*What the exercise asks*. Identify all lines in the listing that include the word "Scores", and copy them out.

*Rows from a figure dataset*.

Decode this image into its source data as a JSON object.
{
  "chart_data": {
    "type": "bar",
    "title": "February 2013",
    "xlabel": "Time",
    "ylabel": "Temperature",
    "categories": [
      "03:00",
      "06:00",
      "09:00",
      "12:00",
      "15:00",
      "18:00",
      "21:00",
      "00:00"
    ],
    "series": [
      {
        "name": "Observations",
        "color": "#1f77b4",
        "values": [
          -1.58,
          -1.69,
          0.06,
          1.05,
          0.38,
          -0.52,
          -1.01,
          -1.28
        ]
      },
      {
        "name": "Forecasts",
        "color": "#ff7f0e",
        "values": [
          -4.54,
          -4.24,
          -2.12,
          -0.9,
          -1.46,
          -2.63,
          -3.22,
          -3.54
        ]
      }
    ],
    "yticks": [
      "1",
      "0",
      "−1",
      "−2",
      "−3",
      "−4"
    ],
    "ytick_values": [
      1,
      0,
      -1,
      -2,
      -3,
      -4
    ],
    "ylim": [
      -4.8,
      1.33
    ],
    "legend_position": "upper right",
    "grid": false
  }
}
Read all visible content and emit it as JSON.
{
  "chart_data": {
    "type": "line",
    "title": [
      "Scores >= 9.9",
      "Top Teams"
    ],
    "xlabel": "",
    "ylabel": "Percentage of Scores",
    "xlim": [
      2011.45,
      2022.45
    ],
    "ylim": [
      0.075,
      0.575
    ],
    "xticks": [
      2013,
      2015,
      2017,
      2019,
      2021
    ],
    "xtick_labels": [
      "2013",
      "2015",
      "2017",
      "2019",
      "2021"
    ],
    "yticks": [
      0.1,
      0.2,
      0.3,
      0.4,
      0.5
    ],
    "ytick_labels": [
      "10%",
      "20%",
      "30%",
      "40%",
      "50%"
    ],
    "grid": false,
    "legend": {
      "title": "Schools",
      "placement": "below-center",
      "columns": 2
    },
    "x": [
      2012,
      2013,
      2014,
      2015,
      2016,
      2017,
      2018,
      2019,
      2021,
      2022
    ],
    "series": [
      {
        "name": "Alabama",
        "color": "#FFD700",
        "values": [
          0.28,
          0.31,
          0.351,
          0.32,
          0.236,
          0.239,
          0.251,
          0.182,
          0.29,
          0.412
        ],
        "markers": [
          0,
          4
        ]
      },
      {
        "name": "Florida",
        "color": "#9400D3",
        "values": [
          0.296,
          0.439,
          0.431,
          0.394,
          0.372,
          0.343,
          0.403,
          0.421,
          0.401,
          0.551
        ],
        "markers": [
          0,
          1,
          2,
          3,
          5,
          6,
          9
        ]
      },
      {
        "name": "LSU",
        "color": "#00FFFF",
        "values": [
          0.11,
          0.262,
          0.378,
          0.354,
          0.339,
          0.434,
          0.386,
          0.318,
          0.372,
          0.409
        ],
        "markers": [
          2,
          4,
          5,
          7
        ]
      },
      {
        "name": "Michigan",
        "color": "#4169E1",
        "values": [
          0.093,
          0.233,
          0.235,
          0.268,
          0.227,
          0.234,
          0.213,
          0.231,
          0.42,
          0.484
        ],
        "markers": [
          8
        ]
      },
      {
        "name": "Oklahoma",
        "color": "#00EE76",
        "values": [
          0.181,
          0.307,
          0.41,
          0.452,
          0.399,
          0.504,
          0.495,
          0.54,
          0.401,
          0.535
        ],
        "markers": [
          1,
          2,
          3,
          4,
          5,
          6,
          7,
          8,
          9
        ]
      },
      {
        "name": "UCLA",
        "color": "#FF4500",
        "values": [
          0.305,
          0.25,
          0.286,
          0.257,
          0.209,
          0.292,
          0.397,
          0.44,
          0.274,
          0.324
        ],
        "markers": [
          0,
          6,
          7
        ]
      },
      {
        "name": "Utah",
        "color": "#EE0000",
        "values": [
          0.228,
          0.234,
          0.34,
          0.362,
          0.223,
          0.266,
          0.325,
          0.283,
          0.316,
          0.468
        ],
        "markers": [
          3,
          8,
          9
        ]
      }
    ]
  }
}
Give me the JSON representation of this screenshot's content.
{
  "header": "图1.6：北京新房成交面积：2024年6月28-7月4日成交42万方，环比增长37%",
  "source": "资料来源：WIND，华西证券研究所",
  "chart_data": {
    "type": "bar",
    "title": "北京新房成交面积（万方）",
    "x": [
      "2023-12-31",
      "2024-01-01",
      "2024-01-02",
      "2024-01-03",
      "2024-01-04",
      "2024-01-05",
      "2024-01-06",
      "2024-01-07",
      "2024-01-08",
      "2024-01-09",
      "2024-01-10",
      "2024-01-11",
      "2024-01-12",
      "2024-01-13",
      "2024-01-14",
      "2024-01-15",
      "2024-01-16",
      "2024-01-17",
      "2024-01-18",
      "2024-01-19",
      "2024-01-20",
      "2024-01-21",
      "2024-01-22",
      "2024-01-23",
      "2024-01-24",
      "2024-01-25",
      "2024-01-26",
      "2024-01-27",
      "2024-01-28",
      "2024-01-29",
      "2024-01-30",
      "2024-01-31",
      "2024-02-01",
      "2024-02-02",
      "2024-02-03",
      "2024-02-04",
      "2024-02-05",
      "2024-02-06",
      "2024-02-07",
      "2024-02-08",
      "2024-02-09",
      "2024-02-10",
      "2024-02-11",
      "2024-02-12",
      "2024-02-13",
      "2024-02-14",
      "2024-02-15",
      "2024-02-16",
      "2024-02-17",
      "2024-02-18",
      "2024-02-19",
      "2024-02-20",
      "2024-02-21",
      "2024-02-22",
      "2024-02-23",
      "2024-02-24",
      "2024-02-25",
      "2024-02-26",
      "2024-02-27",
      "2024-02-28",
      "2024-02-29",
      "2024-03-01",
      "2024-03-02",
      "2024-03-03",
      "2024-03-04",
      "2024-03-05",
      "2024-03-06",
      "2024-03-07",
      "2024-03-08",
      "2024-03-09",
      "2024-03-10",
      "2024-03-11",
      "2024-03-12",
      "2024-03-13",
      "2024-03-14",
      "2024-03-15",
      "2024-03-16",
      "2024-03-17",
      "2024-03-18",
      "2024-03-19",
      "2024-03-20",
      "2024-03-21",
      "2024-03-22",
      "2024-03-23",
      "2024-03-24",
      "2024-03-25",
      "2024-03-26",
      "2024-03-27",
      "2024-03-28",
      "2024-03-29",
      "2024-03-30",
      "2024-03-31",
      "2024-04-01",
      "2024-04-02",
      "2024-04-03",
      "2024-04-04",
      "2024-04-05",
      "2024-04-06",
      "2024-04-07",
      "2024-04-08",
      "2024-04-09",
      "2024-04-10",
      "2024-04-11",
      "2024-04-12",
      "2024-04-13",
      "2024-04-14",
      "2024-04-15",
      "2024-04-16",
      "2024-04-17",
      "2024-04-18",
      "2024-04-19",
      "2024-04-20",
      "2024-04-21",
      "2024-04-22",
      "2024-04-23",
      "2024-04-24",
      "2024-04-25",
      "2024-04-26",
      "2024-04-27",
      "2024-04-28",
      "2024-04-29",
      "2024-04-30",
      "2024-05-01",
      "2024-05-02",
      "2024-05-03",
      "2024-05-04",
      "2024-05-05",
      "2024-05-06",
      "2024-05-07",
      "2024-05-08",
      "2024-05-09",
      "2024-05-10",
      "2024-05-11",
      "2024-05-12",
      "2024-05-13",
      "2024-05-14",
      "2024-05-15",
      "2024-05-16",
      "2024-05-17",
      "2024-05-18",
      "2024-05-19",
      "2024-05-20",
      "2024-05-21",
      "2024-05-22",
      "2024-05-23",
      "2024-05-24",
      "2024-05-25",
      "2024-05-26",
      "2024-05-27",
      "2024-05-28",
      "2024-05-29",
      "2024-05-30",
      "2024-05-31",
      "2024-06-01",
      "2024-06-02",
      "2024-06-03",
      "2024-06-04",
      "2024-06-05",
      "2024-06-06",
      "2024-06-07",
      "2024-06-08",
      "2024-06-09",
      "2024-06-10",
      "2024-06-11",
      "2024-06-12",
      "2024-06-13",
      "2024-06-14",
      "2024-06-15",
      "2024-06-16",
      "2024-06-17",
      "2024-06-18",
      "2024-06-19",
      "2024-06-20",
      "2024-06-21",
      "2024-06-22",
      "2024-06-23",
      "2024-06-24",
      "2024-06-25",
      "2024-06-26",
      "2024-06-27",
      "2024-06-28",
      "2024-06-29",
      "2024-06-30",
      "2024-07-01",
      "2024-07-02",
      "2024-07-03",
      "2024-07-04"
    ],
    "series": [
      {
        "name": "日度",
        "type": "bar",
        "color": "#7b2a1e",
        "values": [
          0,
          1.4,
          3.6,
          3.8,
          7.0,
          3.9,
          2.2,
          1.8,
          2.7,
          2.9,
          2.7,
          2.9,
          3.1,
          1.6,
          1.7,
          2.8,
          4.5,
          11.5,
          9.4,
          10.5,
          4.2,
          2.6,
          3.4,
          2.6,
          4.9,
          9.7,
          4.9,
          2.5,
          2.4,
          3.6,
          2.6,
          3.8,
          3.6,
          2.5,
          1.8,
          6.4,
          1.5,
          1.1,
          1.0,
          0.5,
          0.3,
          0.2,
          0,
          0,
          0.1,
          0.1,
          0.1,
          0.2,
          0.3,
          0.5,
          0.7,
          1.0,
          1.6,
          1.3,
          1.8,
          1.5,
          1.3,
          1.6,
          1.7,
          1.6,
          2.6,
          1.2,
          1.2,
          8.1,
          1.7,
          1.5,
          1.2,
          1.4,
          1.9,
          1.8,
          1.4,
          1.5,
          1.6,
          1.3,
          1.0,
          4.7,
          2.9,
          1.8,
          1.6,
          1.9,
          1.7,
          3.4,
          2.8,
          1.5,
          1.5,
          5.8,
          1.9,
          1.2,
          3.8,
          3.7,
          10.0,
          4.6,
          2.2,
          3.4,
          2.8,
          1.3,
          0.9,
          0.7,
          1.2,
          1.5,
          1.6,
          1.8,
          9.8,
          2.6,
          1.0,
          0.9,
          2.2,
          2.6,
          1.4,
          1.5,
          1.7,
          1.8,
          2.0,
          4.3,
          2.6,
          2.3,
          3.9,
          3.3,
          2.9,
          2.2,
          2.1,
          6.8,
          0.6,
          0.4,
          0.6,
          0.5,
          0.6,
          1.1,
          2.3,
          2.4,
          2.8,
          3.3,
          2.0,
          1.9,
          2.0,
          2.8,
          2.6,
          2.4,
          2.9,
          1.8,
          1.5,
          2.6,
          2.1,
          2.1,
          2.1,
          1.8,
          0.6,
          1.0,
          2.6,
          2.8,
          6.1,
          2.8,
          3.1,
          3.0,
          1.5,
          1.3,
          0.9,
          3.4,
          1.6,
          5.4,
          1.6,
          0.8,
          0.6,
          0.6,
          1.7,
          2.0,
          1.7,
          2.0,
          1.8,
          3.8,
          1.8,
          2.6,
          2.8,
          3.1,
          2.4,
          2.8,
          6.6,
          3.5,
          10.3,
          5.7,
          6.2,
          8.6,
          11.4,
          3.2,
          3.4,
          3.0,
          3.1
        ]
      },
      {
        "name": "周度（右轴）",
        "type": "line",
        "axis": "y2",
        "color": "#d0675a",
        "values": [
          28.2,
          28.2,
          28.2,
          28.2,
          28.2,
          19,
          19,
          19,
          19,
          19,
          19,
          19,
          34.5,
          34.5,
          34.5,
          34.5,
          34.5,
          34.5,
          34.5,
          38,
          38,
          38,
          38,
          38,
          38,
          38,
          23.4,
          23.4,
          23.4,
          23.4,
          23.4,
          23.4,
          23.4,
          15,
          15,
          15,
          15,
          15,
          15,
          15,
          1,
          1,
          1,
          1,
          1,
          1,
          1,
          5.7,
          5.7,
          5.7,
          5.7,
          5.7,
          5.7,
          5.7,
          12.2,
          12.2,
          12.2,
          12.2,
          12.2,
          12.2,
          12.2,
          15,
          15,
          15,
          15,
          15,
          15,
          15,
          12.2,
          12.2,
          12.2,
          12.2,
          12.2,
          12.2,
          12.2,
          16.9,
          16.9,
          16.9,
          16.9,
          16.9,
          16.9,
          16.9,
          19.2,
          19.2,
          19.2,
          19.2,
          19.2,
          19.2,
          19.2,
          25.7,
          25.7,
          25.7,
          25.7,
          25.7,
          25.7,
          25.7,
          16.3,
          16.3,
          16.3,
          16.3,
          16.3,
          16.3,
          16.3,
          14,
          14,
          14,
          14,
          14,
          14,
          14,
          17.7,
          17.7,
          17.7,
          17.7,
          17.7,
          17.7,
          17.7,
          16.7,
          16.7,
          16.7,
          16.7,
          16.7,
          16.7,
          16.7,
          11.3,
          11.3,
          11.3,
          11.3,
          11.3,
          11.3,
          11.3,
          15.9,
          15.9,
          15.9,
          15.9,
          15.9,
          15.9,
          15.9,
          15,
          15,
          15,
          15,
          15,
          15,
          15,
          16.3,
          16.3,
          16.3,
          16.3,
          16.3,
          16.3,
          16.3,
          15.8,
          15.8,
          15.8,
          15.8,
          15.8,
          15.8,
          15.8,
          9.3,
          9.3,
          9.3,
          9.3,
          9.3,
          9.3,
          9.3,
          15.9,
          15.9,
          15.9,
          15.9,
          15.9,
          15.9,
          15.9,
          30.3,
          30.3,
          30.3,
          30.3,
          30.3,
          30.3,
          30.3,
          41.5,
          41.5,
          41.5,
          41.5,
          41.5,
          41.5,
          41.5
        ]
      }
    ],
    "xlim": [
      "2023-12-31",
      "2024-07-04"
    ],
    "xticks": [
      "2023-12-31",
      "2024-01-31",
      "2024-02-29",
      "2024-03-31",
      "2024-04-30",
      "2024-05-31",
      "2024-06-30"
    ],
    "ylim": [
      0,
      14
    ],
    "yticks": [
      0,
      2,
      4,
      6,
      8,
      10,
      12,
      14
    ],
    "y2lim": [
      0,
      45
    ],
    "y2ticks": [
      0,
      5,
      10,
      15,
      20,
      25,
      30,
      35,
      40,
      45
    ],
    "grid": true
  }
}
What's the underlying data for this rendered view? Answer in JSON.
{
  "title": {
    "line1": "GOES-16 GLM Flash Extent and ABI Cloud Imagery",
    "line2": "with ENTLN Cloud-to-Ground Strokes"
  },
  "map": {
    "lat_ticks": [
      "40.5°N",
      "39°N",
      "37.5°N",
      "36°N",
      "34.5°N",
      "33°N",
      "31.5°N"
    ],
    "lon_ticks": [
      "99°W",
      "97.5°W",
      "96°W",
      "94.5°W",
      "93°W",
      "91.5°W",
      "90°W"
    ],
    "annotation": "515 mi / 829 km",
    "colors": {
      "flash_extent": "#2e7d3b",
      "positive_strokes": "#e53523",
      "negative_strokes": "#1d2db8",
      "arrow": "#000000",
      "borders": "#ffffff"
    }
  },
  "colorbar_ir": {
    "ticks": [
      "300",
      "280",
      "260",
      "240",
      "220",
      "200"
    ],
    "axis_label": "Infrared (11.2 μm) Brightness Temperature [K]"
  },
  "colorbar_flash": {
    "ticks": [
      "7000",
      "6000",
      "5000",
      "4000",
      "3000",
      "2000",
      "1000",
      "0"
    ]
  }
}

*Solution to the exercise*.
      "Scores >= 9.9",
    "ylabel": "Percentage of Scores",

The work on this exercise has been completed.